Quote every line of the material beneath this one.
[begin Recorded information]
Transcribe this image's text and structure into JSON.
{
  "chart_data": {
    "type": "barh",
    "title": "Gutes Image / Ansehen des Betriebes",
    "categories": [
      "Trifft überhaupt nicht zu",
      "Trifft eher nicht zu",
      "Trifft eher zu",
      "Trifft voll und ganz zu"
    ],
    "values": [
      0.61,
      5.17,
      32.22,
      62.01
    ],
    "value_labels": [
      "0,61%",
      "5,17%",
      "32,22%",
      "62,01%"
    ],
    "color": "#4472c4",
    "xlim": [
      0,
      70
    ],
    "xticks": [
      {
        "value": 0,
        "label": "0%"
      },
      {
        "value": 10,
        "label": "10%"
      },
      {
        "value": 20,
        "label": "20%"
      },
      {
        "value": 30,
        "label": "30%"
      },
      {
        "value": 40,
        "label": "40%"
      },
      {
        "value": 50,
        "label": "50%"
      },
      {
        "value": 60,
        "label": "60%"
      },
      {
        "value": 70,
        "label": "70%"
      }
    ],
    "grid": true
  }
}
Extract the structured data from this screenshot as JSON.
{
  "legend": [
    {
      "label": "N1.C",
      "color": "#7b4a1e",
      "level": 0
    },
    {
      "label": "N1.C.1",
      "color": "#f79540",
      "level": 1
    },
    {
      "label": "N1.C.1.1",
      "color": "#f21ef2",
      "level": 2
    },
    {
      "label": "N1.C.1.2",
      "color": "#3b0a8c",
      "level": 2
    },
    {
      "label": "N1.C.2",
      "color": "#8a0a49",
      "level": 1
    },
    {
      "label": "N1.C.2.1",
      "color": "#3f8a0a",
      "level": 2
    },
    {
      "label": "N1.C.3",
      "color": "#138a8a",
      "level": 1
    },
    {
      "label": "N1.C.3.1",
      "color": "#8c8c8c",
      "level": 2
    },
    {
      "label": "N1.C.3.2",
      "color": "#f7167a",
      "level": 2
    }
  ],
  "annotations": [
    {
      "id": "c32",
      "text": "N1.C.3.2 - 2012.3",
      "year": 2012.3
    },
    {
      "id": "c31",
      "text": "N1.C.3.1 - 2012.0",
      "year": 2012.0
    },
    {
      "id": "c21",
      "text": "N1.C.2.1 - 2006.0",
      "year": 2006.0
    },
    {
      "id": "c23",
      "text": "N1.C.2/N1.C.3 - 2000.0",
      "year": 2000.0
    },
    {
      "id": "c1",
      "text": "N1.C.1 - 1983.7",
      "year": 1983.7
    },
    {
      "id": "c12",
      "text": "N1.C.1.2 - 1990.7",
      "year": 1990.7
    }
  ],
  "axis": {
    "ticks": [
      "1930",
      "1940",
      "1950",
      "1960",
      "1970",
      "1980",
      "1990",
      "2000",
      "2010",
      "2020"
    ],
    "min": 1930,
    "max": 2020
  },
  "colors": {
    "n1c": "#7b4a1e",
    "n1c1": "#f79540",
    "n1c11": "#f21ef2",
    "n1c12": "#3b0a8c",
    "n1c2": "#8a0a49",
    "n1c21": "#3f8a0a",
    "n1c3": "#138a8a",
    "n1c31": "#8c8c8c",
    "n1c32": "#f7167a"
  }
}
[end Recorded information]
_Result_:
Transcribe this image's text and structure into JSON.
{
  "chart_data": {
    "type": "barh",
    "title": "Gutes Image / Ansehen des Betriebes",
    "categories": [
      "Trifft überhaupt nicht zu",
      "Trifft eher nicht zu",
      "Trifft eher zu",
      "Trifft voll und ganz zu"
    ],
    "values": [
      0.61,
      5.17,
      32.22,
      62.01
    ],
    "value_labels": [
      "0,61%",
      "5,17%",
      "32,22%",
      "62,01%"
    ],
    "color": "#4472c4",
    "xlim": [
      0,
      70
    ],
    "xticks": [
      {
        "value": 0,
        "label": "0%"
      },
      {
        "value": 10,
        "label": "10%"
      },
      {
        "value": 20,
        "label": "20%"
      },
      {
        "value": 30,
        "label": "30%"
      },
      {
        "value": 40,
        "label": "40%"
      },
      {
        "value": 50,
        "label": "50%"
      },
      {
        "value": 60,
        "label": "60%"
      },
      {
        "value": 70,
        "label": "70%"
      }
    ],
    "grid": true
  }
}
Extract the structured data from this screenshot as JSON.
{
  "legend": [
    {
      "label": "N1.C",
      "color": "#7b4a1e",
      "level": 0
    },
    {
      "label": "N1.C.1",
      "color": "#f79540",
      "level": 1
    },
    {
      "label": "N1.C.1.1",
      "color": "#f21ef2",
      "level": 2
    },
    {
      "label": "N1.C.1.2",
      "color": "#3b0a8c",
      "level": 2
    },
    {
      "label": "N1.C.2",
      "color": "#8a0a49",
      "level": 1
    },
    {
      "label": "N1.C.2.1",
      "color": "#3f8a0a",
      "level": 2
    },
    {
      "label": "N1.C.3",
      "color": "#138a8a",
      "level": 1
    },
    {
      "label": "N1.C.3.1",
      "color": "#8c8c8c",
      "level": 2
    },
    {
      "label": "N1.C.3.2",
      "color": "#f7167a",
      "level": 2
    }
  ],
  "annotations": [
    {
      "id": "c32",
      "text": "N1.C.3.2 - 2012.3",
      "year": 2012.3
    },
    {
      "id": "c31",
      "text": "N1.C.3.1 - 2012.0",
      "year": 2012.0
    },
    {
      "id": "c21",
      "text": "N1.C.2.1 - 2006.0",
      "year": 2006.0
    },
    {
      "id": "c23",
      "text": "N1.C.2/N1.C.3 - 2000.0",
      "year": 2000.0
    },
    {
      "id": "c1",
      "text": "N1.C.1 - 1983.7",
      "year": 1983.7
    },
    {
      "id": "c12",
      "text": "N1.C.1.2 - 1990.7",
      "year": 1990.7
    }
  ],
  "axis": {
    "ticks": [
      "1930",
      "1940",
      "1950",
      "1960",
      "1970",
      "1980",
      "1990",
      "2000",
      "2010",
      "2020"
    ],
    "min": 1930,
    "max": 2020
  },
  "colors": {
    "n1c": "#7b4a1e",
    "n1c1": "#f79540",
    "n1c11": "#f21ef2",
    "n1c12": "#3b0a8c",
    "n1c2": "#8a0a49",
    "n1c21": "#3f8a0a",
    "n1c3": "#138a8a",
    "n1c31": "#8c8c8c",
    "n1c32": "#f7167a"
  }
}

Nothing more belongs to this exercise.